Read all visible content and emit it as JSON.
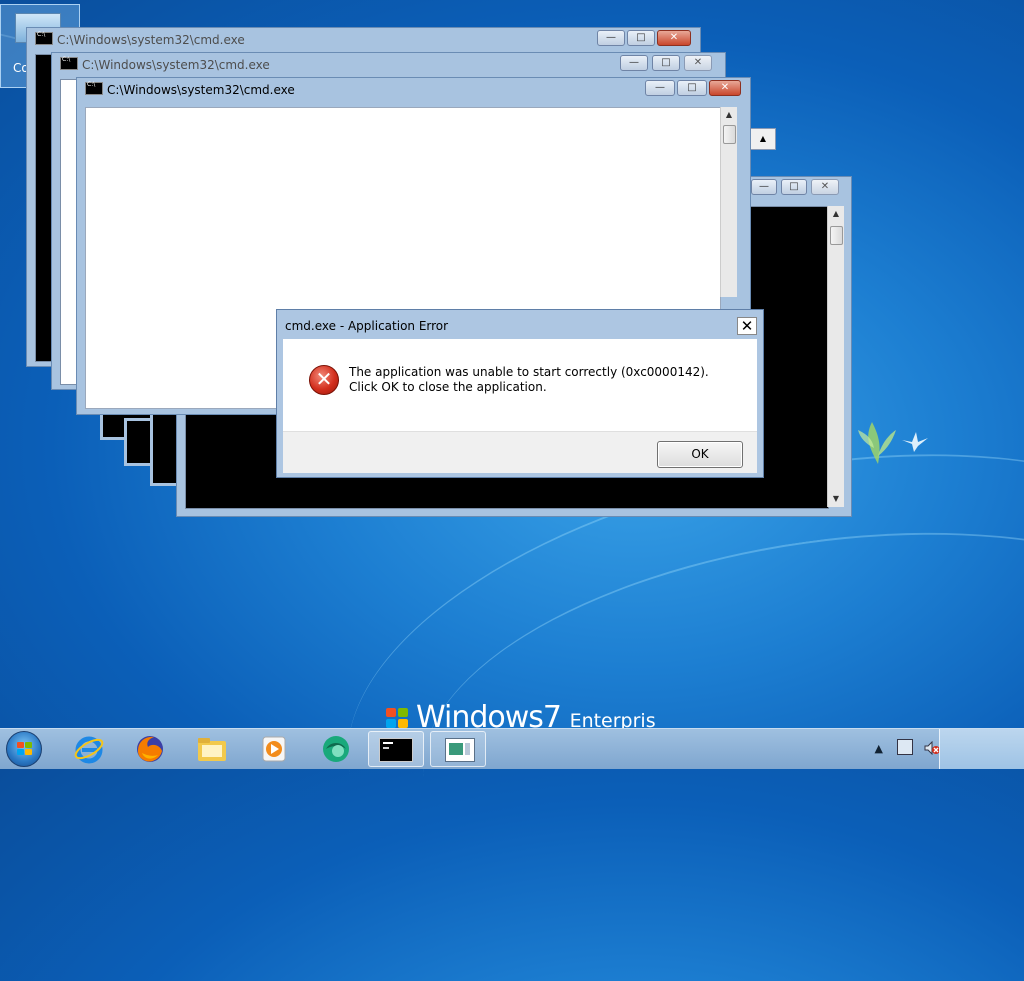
{
  "desktop": {
    "icon_label": "Co",
    "watermark": {
      "brand": "Windows",
      "version": "7",
      "edition": "Enterprise"
    }
  },
  "windows": [
    {
      "id": "cmd1",
      "title": "C:\\Windows\\system32\\cmd.exe",
      "state": "inactive"
    },
    {
      "id": "cmd2",
      "title": "C:\\Windows\\system32\\cmd.exe",
      "state": "inactive"
    },
    {
      "id": "cmd3",
      "title": "C:\\Windows\\system32\\cmd.exe",
      "state": "active"
    }
  ],
  "window_controls": {
    "minimize": "—",
    "maximize": "□",
    "close": "✕"
  },
  "dialog": {
    "title": "cmd.exe - Application Error",
    "icon": "error-icon",
    "message": "The application was unable to start correctly (0xc0000142). Click OK to close the application.",
    "ok_label": "OK",
    "close_glyph": "✕"
  },
  "taskbar": {
    "pinned": [
      "internet-explorer-icon",
      "firefox-icon",
      "file-explorer-icon",
      "media-player-icon",
      "app-icon"
    ],
    "running": [
      "cmd-icon",
      "window-icon"
    ],
    "tray_arrow": "▲"
  },
  "colors": {
    "close_red": "#c9462c",
    "error_red": "#d32f1e",
    "desktop_blue": "#1d7fd2"
  }
}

Do this:
The records above are to be quoted exactly, with all pictures left out.

Exercise solution:
Read all visible content and emit it as JSON.
{
  "desktop": {
    "icon_label": "Co",
    "watermark": {
      "brand": "Windows",
      "version": "7",
      "edition": "Enterprise"
    }
  },
  "windows": [
    {
      "id": "cmd1",
      "title": "C:\\Windows\\system32\\cmd.exe",
      "state": "inactive"
    },
    {
      "id": "cmd2",
      "title": "C:\\Windows\\system32\\cmd.exe",
      "state": "inactive"
    },
    {
      "id": "cmd3",
      "title": "C:\\Windows\\system32\\cmd.exe",
      "state": "active"
    }
  ],
  "window_controls": {
    "minimize": "—",
    "maximize": "□",
    "close": "✕"
  },
  "dialog": {
    "title": "cmd.exe - Application Error",
    "icon": "error-icon",
    "message": "The application was unable to start correctly (0xc0000142). Click OK to close the application.",
    "ok_label": "OK",
    "close_glyph": "✕"
  },
  "taskbar": {
    "pinned": [
      "internet-explorer-icon",
      "firefox-icon",
      "file-explorer-icon",
      "media-player-icon",
      "app-icon"
    ],
    "running": [
      "cmd-icon",
      "window-icon"
    ],
    "tray_arrow": "▲"
  },
  "colors": {
    "close_red": "#c9462c",
    "error_red": "#d32f1e",
    "desktop_blue": "#1d7fd2"
  }
}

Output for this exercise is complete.